* [Data for this task]:
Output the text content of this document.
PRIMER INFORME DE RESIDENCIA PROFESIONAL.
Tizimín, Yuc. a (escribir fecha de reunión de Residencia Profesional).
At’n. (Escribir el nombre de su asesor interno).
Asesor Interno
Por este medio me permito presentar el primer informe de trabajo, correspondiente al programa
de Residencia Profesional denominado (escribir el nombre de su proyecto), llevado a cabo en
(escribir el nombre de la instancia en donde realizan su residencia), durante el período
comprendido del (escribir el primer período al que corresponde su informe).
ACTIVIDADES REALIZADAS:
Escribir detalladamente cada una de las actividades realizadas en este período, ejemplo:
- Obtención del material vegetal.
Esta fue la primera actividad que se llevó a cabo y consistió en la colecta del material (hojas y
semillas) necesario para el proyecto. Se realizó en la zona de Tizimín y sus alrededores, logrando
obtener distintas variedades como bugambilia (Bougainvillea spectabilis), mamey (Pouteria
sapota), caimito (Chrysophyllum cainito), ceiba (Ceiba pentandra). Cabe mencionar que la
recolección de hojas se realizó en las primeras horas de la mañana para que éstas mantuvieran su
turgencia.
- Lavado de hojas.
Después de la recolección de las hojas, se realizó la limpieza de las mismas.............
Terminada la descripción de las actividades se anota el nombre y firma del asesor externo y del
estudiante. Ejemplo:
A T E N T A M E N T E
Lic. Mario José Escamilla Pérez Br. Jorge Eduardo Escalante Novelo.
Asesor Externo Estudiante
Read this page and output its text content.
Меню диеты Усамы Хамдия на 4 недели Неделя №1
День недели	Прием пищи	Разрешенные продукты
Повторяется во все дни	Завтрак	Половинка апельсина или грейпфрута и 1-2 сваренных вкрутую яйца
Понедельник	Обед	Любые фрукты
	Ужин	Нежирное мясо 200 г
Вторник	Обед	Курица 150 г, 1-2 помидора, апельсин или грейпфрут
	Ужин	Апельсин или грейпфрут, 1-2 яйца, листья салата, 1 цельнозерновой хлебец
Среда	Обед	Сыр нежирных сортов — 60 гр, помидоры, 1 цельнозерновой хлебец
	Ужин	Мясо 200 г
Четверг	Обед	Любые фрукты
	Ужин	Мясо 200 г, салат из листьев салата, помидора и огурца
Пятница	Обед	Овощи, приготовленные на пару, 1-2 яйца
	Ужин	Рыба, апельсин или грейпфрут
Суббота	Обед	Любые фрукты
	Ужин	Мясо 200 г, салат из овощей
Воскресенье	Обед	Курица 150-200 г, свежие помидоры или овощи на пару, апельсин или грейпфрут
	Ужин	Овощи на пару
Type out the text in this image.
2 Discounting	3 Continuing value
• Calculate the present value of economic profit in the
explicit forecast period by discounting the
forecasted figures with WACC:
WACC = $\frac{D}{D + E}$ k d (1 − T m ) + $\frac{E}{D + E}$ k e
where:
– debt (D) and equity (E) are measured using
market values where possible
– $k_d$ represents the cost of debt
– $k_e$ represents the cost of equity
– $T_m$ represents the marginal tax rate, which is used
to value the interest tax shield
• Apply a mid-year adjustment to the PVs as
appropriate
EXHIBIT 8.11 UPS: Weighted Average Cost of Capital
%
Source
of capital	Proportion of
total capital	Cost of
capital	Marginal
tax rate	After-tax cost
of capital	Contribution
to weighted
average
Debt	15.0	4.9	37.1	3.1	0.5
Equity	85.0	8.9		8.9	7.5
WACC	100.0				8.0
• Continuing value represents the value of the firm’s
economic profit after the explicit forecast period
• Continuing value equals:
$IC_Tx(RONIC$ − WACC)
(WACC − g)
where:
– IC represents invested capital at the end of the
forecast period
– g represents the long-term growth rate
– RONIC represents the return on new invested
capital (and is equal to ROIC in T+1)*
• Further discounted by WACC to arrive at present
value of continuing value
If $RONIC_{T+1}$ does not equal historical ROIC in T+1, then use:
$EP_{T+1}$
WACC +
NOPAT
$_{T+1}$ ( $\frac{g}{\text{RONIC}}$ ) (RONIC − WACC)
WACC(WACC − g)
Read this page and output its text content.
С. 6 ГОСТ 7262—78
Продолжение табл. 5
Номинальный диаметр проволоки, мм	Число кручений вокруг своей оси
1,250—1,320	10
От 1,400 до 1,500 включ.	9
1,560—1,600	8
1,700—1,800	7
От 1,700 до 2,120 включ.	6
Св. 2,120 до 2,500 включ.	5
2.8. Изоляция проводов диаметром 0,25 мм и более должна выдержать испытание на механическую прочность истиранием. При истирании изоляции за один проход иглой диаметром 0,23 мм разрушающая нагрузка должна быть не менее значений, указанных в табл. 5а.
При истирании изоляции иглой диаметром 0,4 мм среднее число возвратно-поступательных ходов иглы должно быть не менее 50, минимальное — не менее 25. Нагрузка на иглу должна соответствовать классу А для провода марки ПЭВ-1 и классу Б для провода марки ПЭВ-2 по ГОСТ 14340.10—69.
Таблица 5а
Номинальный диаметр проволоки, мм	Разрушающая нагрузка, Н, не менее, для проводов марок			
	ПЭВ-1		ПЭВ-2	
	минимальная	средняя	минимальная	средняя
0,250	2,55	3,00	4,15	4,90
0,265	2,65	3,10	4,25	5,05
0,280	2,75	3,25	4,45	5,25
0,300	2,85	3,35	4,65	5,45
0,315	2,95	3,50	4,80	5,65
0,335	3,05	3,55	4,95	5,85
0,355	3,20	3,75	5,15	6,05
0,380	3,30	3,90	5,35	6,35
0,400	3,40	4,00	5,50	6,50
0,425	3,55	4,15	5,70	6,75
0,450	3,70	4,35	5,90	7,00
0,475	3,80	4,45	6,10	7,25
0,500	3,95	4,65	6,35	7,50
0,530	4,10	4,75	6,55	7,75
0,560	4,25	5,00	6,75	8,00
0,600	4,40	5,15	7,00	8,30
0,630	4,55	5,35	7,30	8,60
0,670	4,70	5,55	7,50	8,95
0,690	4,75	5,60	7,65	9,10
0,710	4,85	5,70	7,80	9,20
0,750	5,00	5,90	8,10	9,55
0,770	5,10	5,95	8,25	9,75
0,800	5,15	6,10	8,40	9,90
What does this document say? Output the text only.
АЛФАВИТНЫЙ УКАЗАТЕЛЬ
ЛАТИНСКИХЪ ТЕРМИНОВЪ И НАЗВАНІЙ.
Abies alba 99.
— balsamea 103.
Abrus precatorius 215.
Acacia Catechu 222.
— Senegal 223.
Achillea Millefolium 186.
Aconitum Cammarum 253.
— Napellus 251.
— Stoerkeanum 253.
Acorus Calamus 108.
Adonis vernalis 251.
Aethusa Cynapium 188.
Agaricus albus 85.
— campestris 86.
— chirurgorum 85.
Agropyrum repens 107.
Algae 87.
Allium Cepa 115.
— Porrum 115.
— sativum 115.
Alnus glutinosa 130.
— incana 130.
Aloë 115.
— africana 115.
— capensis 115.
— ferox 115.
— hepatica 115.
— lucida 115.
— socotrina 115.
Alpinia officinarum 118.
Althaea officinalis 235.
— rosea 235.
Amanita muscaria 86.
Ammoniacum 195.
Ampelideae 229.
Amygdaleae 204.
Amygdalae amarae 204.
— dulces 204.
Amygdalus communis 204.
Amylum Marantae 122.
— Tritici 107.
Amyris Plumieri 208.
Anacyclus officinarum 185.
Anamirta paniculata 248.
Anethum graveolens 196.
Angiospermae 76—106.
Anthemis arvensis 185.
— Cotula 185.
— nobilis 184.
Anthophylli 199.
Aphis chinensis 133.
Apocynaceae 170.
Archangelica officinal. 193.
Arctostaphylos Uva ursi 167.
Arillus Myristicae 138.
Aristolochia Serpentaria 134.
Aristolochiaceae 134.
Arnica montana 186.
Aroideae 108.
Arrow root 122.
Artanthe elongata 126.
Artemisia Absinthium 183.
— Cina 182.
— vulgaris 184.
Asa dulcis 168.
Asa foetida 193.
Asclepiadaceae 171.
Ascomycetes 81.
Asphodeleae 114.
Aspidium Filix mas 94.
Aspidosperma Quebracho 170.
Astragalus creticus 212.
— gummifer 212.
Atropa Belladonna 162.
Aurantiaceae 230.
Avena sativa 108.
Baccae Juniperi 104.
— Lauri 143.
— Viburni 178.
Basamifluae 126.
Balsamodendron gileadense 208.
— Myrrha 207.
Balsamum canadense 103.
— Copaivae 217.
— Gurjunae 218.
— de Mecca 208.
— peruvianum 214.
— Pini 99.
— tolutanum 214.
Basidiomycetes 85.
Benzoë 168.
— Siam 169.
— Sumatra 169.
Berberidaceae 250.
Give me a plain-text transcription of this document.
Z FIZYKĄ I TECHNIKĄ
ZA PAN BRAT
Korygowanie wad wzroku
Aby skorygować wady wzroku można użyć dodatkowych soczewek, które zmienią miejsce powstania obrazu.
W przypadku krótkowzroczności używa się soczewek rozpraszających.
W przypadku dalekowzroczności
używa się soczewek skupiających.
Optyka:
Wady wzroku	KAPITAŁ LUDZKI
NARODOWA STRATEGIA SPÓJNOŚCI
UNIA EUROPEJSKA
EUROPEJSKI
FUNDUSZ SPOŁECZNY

* [Short exercise]:
Your task is to gather every line with the word "недели" and copy it.

* [Response below]:
Меню диеты Усамы Хамдия на 4 недели Неделя №1
День недели	Прием пищи	Разрешенные продукты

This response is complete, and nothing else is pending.